Task: Extract the entries in their exact form.

Task material:
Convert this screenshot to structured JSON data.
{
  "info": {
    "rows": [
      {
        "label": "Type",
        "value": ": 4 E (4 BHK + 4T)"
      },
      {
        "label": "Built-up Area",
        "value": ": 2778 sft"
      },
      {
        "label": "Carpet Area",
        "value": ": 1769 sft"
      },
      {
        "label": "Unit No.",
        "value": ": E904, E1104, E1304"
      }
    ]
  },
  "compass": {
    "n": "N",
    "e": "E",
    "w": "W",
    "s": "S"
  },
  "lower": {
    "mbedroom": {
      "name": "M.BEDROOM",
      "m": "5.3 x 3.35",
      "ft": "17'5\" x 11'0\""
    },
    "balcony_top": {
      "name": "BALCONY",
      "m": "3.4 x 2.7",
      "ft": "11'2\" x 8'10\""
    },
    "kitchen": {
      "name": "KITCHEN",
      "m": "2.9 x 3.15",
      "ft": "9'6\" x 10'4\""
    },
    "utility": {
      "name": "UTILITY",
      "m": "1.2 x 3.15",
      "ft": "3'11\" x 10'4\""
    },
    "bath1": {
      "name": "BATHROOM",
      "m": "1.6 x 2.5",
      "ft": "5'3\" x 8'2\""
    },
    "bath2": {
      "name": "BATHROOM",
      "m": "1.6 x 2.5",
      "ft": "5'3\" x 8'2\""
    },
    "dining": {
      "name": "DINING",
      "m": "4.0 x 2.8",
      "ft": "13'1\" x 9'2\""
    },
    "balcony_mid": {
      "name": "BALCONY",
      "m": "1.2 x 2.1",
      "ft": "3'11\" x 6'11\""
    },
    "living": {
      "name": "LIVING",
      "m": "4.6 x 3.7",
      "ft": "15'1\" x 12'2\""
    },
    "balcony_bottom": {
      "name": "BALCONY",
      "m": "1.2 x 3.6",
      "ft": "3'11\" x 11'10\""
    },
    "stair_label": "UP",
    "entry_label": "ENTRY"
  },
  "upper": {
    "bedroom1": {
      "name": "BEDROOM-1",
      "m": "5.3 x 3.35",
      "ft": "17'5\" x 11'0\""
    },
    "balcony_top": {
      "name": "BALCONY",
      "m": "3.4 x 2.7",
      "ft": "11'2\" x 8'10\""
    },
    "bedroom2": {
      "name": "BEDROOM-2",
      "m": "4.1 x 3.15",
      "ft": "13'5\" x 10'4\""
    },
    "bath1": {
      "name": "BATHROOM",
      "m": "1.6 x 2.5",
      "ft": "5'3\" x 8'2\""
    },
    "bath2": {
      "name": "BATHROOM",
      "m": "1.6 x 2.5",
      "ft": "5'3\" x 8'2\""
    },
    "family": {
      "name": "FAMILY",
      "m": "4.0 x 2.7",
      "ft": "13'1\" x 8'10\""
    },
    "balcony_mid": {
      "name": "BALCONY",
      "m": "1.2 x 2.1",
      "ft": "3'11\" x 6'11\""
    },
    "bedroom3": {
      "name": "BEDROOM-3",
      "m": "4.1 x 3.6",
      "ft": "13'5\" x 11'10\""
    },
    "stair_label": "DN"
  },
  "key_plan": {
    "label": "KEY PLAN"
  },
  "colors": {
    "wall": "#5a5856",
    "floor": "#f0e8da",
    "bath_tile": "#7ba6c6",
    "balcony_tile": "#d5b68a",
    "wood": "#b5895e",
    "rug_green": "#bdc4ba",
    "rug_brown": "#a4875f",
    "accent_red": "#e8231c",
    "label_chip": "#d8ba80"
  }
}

Solution to this task:
Convert this screenshot to structured JSON data.
{
  "info": {
    "rows": [
      {
        "label": "Type",
        "value": ": 4 E (4 BHK + 4T)"
      },
      {
        "label": "Built-up Area",
        "value": ": 2778 sft"
      },
      {
        "label": "Carpet Area",
        "value": ": 1769 sft"
      },
      {
        "label": "Unit No.",
        "value": ": E904, E1104, E1304"
      }
    ]
  },
  "compass": {
    "n": "N",
    "e": "E",
    "w": "W",
    "s": "S"
  },
  "lower": {
    "mbedroom": {
      "name": "M.BEDROOM",
      "m": "5.3 x 3.35",
      "ft": "17'5\" x 11'0\""
    },
    "balcony_top": {
      "name": "BALCONY",
      "m": "3.4 x 2.7",
      "ft": "11'2\" x 8'10\""
    },
    "kitchen": {
      "name": "KITCHEN",
      "m": "2.9 x 3.15",
      "ft": "9'6\" x 10'4\""
    },
    "utility": {
      "name": "UTILITY",
      "m": "1.2 x 3.15",
      "ft": "3'11\" x 10'4\""
    },
    "bath1": {
      "name": "BATHROOM",
      "m": "1.6 x 2.5",
      "ft": "5'3\" x 8'2\""
    },
    "bath2": {
      "name": "BATHROOM",
      "m": "1.6 x 2.5",
      "ft": "5'3\" x 8'2\""
    },
    "dining": {
      "name": "DINING",
      "m": "4.0 x 2.8",
      "ft": "13'1\" x 9'2\""
    },
    "balcony_mid": {
      "name": "BALCONY",
      "m": "1.2 x 2.1",
      "ft": "3'11\" x 6'11\""
    },
    "living": {
      "name": "LIVING",
      "m": "4.6 x 3.7",
      "ft": "15'1\" x 12'2\""
    },
    "balcony_bottom": {
      "name": "BALCONY",
      "m": "1.2 x 3.6",
      "ft": "3'11\" x 11'10\""
    },
    "stair_label": "UP",
    "entry_label": "ENTRY"
  },
  "upper": {
    "bedroom1": {
      "name": "BEDROOM-1",
      "m": "5.3 x 3.35",
      "ft": "17'5\" x 11'0\""
    },
    "balcony_top": {
      "name": "BALCONY",
      "m": "3.4 x 2.7",
      "ft": "11'2\" x 8'10\""
    },
    "bedroom2": {
      "name": "BEDROOM-2",
      "m": "4.1 x 3.15",
      "ft": "13'5\" x 10'4\""
    },
    "bath1": {
      "name": "BATHROOM",
      "m": "1.6 x 2.5",
      "ft": "5'3\" x 8'2\""
    },
    "bath2": {
      "name": "BATHROOM",
      "m": "1.6 x 2.5",
      "ft": "5'3\" x 8'2\""
    },
    "family": {
      "name": "FAMILY",
      "m": "4.0 x 2.7",
      "ft": "13'1\" x 8'10\""
    },
    "balcony_mid": {
      "name": "BALCONY",
      "m": "1.2 x 2.1",
      "ft": "3'11\" x 6'11\""
    },
    "bedroom3": {
      "name": "BEDROOM-3",
      "m": "4.1 x 3.6",
      "ft": "13'5\" x 11'10\""
    },
    "stair_label": "DN"
  },
  "key_plan": {
    "label": "KEY PLAN"
  },
  "colors": {
    "wall": "#5a5856",
    "floor": "#f0e8da",
    "bath_tile": "#7ba6c6",
    "balcony_tile": "#d5b68a",
    "wood": "#b5895e",
    "rug_green": "#bdc4ba",
    "rug_brown": "#a4875f",
    "accent_red": "#e8231c",
    "label_chip": "#d8ba80"
  }
}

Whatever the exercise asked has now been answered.